| Directive |
Lines that hold the word "GetRegister" should be located and copied.

### Data extract

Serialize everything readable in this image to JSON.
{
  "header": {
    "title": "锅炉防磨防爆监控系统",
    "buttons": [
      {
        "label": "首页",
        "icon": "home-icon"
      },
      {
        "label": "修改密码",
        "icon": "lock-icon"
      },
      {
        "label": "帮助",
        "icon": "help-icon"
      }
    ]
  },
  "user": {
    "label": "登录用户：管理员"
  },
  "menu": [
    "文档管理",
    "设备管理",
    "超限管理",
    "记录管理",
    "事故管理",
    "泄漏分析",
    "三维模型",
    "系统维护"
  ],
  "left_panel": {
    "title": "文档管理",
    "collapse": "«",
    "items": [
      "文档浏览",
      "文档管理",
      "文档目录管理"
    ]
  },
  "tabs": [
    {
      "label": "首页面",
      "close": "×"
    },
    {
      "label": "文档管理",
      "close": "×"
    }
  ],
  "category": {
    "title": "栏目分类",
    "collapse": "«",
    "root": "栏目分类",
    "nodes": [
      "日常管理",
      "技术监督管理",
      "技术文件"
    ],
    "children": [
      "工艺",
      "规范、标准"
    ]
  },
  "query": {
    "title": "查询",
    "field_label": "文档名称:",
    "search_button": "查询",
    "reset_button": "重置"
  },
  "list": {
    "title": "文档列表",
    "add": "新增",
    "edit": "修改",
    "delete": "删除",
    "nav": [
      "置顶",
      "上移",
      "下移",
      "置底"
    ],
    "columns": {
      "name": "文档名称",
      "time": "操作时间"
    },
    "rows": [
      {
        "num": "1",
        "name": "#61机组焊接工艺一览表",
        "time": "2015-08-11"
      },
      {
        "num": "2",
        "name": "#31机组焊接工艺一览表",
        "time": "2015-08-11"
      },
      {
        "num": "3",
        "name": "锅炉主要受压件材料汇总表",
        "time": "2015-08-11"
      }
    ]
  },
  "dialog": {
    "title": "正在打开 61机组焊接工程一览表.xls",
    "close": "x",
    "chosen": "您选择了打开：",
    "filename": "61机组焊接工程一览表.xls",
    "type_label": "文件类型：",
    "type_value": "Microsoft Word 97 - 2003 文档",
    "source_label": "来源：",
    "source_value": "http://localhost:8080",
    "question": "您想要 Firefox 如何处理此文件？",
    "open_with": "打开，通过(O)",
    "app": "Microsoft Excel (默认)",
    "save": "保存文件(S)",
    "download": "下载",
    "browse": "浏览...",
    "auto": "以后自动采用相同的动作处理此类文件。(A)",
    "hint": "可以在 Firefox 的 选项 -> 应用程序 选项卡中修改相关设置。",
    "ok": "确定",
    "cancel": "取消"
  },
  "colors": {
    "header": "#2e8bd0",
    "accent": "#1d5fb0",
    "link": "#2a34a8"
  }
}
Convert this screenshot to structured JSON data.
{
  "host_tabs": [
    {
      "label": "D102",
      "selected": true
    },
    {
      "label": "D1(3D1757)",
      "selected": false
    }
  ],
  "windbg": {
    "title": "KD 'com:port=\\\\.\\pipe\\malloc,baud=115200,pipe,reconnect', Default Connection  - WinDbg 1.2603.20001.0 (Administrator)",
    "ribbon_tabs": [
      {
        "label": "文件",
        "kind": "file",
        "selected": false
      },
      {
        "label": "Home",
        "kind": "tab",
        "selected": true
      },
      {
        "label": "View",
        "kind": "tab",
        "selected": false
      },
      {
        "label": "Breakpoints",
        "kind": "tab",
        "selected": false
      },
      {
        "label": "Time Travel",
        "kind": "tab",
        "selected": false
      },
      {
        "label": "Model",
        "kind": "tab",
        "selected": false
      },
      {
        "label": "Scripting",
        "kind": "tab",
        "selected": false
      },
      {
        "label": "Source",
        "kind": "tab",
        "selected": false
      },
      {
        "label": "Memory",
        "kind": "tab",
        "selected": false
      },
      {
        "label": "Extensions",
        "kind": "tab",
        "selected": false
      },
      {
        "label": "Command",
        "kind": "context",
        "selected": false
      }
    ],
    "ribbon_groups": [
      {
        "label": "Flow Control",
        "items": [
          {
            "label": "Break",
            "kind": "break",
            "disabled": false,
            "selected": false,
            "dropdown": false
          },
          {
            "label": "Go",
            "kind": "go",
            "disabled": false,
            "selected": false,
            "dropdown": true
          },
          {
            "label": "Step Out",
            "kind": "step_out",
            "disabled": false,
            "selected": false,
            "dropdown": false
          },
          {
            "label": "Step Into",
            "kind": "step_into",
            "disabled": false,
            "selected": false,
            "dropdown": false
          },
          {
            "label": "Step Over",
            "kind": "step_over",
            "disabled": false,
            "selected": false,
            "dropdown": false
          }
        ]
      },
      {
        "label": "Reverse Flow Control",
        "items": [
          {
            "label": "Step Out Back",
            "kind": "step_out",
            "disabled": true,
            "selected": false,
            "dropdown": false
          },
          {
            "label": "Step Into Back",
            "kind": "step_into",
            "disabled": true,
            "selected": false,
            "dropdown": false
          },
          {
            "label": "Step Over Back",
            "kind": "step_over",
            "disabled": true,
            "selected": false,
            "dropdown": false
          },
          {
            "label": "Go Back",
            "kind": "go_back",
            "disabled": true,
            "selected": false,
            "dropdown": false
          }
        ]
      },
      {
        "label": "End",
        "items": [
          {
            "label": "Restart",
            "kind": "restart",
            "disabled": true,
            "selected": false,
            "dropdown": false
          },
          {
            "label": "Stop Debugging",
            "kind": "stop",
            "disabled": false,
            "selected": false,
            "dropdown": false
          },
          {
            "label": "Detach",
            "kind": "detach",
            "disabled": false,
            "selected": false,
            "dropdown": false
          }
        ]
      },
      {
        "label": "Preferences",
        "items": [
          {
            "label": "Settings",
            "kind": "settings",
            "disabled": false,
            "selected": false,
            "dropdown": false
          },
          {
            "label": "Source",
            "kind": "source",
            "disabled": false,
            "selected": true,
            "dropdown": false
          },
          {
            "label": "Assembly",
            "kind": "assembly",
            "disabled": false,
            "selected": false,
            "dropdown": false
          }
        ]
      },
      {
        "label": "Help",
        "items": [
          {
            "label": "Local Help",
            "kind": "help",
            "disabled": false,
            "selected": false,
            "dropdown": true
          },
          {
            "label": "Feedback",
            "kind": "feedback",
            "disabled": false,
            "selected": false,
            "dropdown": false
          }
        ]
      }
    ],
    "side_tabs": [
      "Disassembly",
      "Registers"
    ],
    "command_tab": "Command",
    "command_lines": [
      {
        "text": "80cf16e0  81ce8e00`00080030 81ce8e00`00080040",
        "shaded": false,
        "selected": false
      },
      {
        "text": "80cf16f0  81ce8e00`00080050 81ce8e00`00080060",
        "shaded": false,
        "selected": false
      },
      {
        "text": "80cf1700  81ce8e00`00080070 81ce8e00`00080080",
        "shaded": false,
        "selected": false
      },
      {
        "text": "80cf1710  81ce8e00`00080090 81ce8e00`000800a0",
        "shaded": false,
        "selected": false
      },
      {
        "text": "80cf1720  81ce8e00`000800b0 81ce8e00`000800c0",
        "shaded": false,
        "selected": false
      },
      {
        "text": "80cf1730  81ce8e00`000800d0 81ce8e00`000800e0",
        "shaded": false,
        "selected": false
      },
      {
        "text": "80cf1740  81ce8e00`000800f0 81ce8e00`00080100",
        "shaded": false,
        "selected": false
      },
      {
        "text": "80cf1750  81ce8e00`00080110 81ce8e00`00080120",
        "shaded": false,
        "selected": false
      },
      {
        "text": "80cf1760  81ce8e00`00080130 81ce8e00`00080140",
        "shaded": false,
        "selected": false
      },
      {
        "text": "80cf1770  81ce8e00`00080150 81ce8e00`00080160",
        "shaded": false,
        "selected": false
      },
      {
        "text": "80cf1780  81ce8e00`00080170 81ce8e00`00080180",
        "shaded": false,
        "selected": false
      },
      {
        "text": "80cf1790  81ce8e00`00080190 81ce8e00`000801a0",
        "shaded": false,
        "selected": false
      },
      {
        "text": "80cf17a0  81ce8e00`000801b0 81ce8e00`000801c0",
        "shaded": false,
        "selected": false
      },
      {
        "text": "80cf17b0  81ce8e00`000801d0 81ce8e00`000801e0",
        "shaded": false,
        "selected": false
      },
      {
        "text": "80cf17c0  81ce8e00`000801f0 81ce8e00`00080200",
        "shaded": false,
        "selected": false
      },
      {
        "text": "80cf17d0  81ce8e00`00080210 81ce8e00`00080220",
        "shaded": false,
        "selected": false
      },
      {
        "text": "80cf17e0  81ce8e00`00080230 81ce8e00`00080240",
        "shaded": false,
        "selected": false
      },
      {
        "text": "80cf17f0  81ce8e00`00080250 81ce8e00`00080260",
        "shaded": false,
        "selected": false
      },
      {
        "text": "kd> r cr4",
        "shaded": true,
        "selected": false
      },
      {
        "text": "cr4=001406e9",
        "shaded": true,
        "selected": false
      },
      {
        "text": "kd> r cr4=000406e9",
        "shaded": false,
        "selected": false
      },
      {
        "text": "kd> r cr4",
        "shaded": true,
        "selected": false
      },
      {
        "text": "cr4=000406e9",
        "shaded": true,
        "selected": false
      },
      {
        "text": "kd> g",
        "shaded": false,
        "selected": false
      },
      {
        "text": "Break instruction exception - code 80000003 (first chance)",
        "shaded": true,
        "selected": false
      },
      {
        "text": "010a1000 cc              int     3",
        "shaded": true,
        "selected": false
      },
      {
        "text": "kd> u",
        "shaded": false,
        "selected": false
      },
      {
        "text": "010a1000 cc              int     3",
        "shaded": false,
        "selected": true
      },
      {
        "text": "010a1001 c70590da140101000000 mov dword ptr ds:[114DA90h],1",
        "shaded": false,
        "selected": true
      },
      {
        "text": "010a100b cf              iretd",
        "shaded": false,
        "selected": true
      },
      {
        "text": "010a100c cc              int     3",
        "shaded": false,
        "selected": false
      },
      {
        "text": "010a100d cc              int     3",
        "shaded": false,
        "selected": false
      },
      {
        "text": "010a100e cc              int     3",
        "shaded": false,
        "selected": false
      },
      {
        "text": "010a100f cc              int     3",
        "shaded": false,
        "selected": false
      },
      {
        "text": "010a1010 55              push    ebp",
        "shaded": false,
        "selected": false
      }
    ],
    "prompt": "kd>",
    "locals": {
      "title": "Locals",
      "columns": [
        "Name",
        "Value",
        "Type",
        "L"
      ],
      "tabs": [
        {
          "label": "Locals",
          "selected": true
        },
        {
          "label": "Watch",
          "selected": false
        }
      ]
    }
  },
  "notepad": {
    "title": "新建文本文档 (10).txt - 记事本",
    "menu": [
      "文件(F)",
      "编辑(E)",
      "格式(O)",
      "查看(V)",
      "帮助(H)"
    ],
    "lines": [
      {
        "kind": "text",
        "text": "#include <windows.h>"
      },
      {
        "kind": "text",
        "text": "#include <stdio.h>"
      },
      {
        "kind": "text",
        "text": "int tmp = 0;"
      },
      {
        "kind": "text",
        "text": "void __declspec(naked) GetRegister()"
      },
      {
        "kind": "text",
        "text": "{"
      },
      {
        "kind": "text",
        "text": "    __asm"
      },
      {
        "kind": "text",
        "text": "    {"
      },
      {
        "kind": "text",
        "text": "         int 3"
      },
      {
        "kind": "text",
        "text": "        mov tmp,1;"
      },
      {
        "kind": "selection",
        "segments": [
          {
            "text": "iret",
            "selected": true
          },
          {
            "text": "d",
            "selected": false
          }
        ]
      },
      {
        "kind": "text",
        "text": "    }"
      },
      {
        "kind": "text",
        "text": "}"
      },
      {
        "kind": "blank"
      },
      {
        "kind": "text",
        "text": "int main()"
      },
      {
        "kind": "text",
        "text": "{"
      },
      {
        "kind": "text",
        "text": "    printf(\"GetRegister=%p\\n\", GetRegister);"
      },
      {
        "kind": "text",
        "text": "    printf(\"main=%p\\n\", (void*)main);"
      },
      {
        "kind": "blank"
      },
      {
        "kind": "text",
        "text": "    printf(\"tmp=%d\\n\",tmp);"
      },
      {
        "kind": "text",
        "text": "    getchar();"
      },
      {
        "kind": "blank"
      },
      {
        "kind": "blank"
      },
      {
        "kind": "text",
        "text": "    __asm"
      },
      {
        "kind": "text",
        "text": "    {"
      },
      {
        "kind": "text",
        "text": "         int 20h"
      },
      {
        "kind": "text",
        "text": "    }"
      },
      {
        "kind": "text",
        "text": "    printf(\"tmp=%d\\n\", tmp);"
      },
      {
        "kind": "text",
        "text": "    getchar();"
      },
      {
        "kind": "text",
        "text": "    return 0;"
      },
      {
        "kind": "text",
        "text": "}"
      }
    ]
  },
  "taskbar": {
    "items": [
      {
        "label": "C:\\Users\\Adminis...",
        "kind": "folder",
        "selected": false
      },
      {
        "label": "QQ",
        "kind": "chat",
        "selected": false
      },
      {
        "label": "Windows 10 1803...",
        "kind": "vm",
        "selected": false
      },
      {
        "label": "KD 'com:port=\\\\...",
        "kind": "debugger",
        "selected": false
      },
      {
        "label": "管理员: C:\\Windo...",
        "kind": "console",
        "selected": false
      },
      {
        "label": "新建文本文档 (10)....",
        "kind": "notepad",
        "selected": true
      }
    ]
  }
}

######

| The result |
        "text": "void __declspec(naked) GetRegister()"
        "text": "    printf(\"GetRegister=%p\\n\", GetRegister);"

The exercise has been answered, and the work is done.